(Stored data)
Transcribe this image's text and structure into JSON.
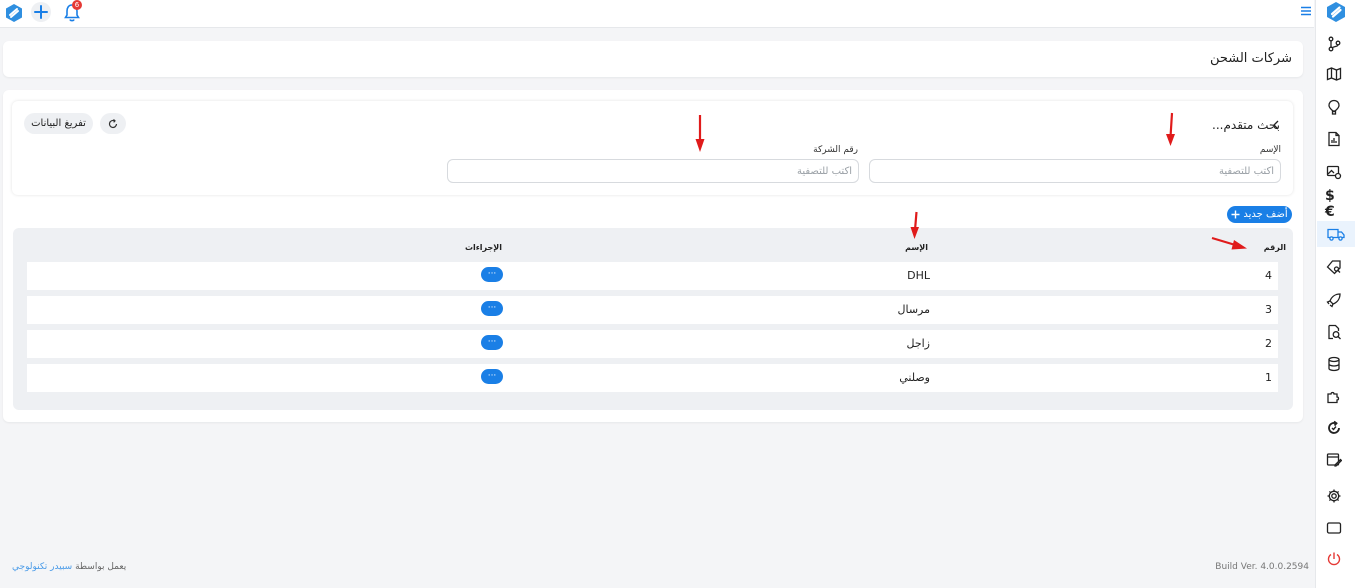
{
  "topbar": {
    "notification_count": "6"
  },
  "sidebar": {
    "currency_label": "$€",
    "items": [
      "git-branch-icon",
      "map-icon",
      "hot-air-balloon-icon",
      "document-chart-icon",
      "image-settings-icon",
      "currency-icon",
      "truck-icon",
      "tag-search-icon",
      "rocket-icon",
      "search-document-icon",
      "database-icon",
      "puzzle-icon",
      "refresh-icon",
      "edit-window-icon",
      "gear-icon",
      "window-icon",
      "power-icon"
    ],
    "active_item": "truck-icon"
  },
  "header": {
    "title": "شركات الشحن"
  },
  "filters": {
    "advanced_search_label": "بحث متقدم...",
    "clear_label": "تفريغ البيانات",
    "name_label": "الإسم",
    "name_placeholder": "أكتب للتصفية",
    "company_number_label": "رقم الشركة",
    "company_number_placeholder": "أكتب للتصفية"
  },
  "add_button": {
    "label": "أضف جديد"
  },
  "table": {
    "headers": {
      "number": "الرقم",
      "name": "الإسم",
      "actions": "الإجراءات"
    },
    "actions_label": "···",
    "rows": [
      {
        "number": "4",
        "name": "DHL"
      },
      {
        "number": "3",
        "name": "مرسال"
      },
      {
        "number": "2",
        "name": "زاجل"
      },
      {
        "number": "1",
        "name": "وصلني"
      }
    ]
  },
  "footer": {
    "powered_by": "يعمل بواسطة",
    "company": "سبيدر تكنولوجي",
    "build": "Build Ver. 4.0.0.2594"
  },
  "colors": {
    "accent": "#1a7fe6",
    "annotation": "#e01b1b",
    "badge": "#e53935"
  }
}
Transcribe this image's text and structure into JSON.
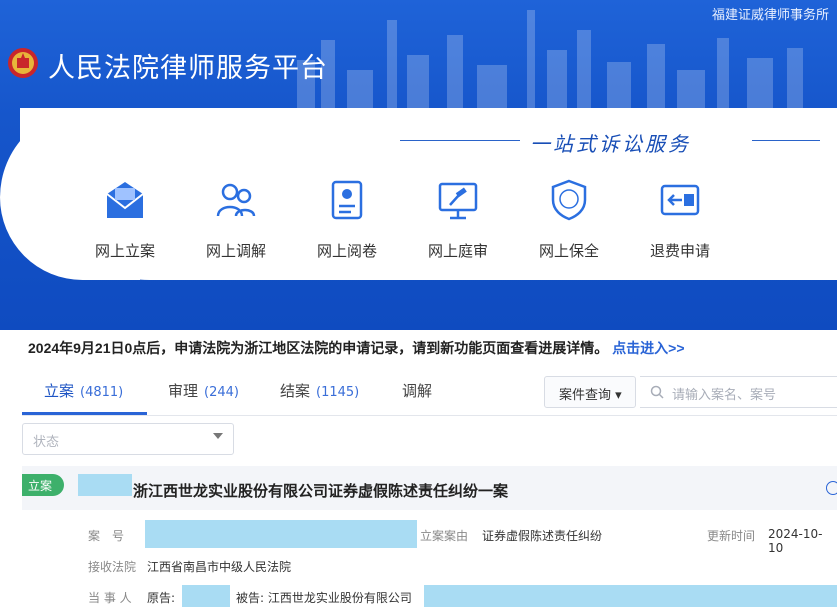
{
  "header": {
    "firm": "福建证威律师事务所",
    "title": "人民法院律师服务平台",
    "slogan": "一站式诉讼服务",
    "services": [
      {
        "label": "网上立案",
        "icon": "envelope-icon"
      },
      {
        "label": "网上调解",
        "icon": "people-icon"
      },
      {
        "label": "网上阅卷",
        "icon": "document-icon"
      },
      {
        "label": "网上庭审",
        "icon": "gavel-screen-icon"
      },
      {
        "label": "网上保全",
        "icon": "shield-icon"
      },
      {
        "label": "退费申请",
        "icon": "refund-icon"
      }
    ]
  },
  "notice": {
    "text": "2024年9月21日0点后，申请法院为浙江地区法院的申请记录，请到新功能页面查看进展详情。",
    "link": "点击进入>>"
  },
  "tabs": [
    {
      "label": "立案",
      "count": "(4811)"
    },
    {
      "label": "审理",
      "count": "(244)"
    },
    {
      "label": "结案",
      "count": "(1145)"
    },
    {
      "label": "调解",
      "count": ""
    }
  ],
  "query": {
    "dropdown_label": "案件查询",
    "search_placeholder": "请输入案名、案号",
    "status_placeholder": "状态"
  },
  "case": {
    "badge": "立案",
    "title": "浙江西世龙实业股份有限公司证券虚假陈述责任纠纷一案",
    "case_no_label": "案　号",
    "cause_label": "立案案由",
    "cause_value": "证券虚假陈述责任纠纷",
    "updated_label": "更新时间",
    "updated_value": "2024-10-10",
    "court_label": "接收法院",
    "court_value": "江西省南昌市中级人民法院",
    "party_label": "当 事 人",
    "plaintiff_label": "原告:",
    "defendant_text": "被告: 江西世龙实业股份有限公司"
  },
  "colors": {
    "brand_blue": "#1656cb",
    "accent": "#2a64d6",
    "badge_green": "#3db06b",
    "redaction": "#a9dcf3"
  }
}
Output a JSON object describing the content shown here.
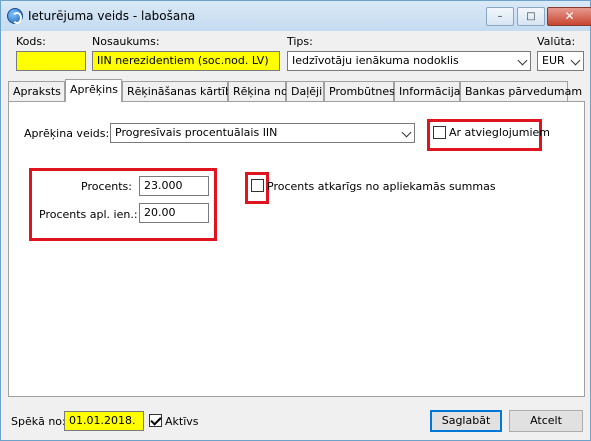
{
  "window": {
    "title": "Ieturējuma veids - labošana",
    "minimize_symbol": "–",
    "maximize_symbol": "□",
    "close_symbol": "✕"
  },
  "header": {
    "kods_label": "Kods:",
    "kods_value": "",
    "nosaukums_label": "Nosaukums:",
    "nosaukums_value": "IIN nerezidentiem (soc.nod. LV)",
    "tips_label": "Tips:",
    "tips_value": "Iedzīvotāju ienākuma nodoklis",
    "valuta_label": "Valūta:",
    "valuta_value": "EUR"
  },
  "tabs": [
    {
      "label": "Apraksts",
      "active": false
    },
    {
      "label": "Aprēķins",
      "active": true
    },
    {
      "label": "Rēķināšanas kārtība",
      "active": false
    },
    {
      "label": "Rēķina no",
      "active": false
    },
    {
      "label": "Daļēji",
      "active": false
    },
    {
      "label": "Prombūtnes",
      "active": false
    },
    {
      "label": "Informācija",
      "active": false
    },
    {
      "label": "Bankas pārvedumam",
      "active": false
    }
  ],
  "calc": {
    "veids_label": "Aprēķina veids:",
    "veids_value": "Progresīvais procentuālais IIN",
    "atvieglojumi_label": "Ar atvieglojumiem",
    "atvieglojumi_checked": false,
    "procents_label": "Procents:",
    "procents_value": "23.000",
    "procents_apl_label": "Procents apl. ien.:",
    "procents_apl_value": "20.00",
    "atkarigs_label": "Procents atkarīgs no apliekamās summas",
    "atkarigs_checked": false
  },
  "footer": {
    "speka_label": "Spēkā no:",
    "speka_value": "01.01.2018.",
    "aktivs_label": "Aktīvs",
    "aktivs_checked": true,
    "save_label": "Saglabāt",
    "cancel_label": "Atcelt"
  },
  "colors": {
    "highlight_yellow": "#ffff00",
    "annotation_red": "#e0141e",
    "default_button_border": "#0078d7"
  }
}
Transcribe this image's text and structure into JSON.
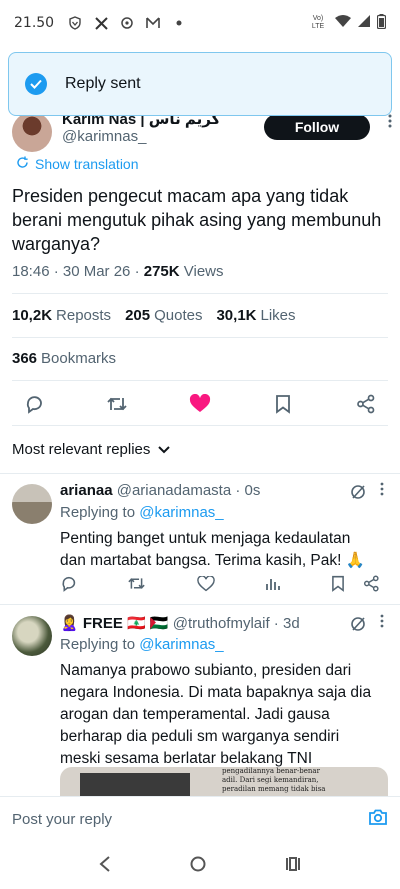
{
  "status_bar": {
    "time": "21.50",
    "network": "Vo) LTE"
  },
  "toast": {
    "message": "Reply sent"
  },
  "tweet": {
    "author_name": "Karim Nas | كريم ناس",
    "author_handle": "@karimnas_",
    "follow_label": "Follow",
    "show_translation": "Show translation",
    "text": "Presiden pengecut macam apa yang tidak berani mengutuk pihak asing yang membunuh warganya?",
    "timestamp": "18:46 · 30 Mar 26 · ",
    "views_count": "275K",
    "views_label": " Views",
    "reposts_count": "10,2K",
    "reposts_label": "Reposts",
    "quotes_count": "205",
    "quotes_label": "Quotes",
    "likes_count": "30,1K",
    "likes_label": "Likes",
    "bookmarks_count": "366",
    "bookmarks_label": "Bookmarks",
    "liked": true
  },
  "replies_header": {
    "label": "Most relevant replies"
  },
  "replies": [
    {
      "name": "arianaa",
      "handle": "@arianadamasta · 0s",
      "replying_prefix": "Replying to ",
      "replying_to": "@karimnas_",
      "text": "Penting banget untuk menjaga kedaulatan dan martabat bangsa. Terima kasih, Pak! 🙏"
    },
    {
      "name": "🙎‍♀️ FREE 🇱🇧 🇵🇸",
      "handle": "@truthofmylaif · 3d",
      "replying_prefix": "Replying to ",
      "replying_to": "@karimnas_",
      "text": "Namanya prabowo subianto, presiden dari negara Indonesia. Di mata bapaknya saja dia arogan dan temperamental. Jadi gausa berharap dia peduli sm warganya sendiri meski sesama berlatar belakang TNI",
      "media_text": [
        "pengadilannya benar-benar",
        "adil. Dari segi kemandiran,",
        "peradilan memang tidak bisa"
      ]
    }
  ],
  "compose": {
    "placeholder": "Post your reply"
  },
  "colors": {
    "accent": "#1d9bf0",
    "like": "#f91880",
    "text": "#0f1419",
    "muted": "#536471"
  }
}
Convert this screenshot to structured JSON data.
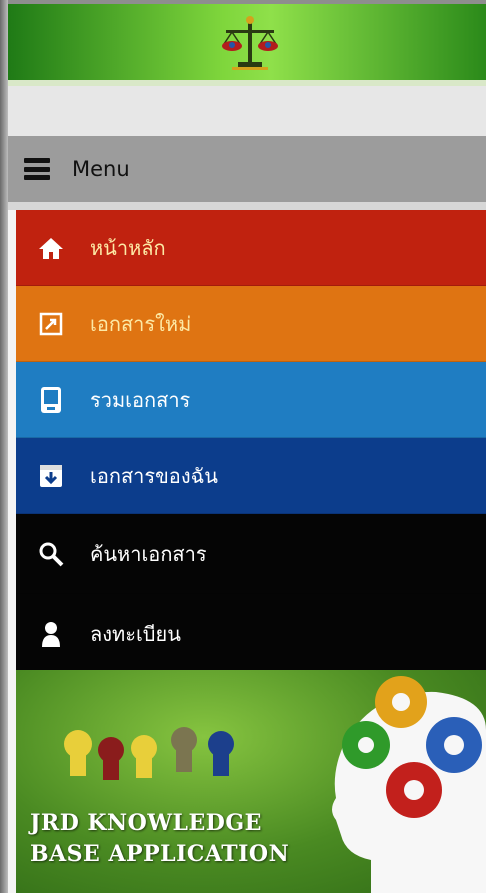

WORK INSTRUCTIONS
Wherever the string "true" appears in the entries above, list that line.

WRITTEN REPLY
      "active": true
    "aktivs_checked": true,
    "liked": true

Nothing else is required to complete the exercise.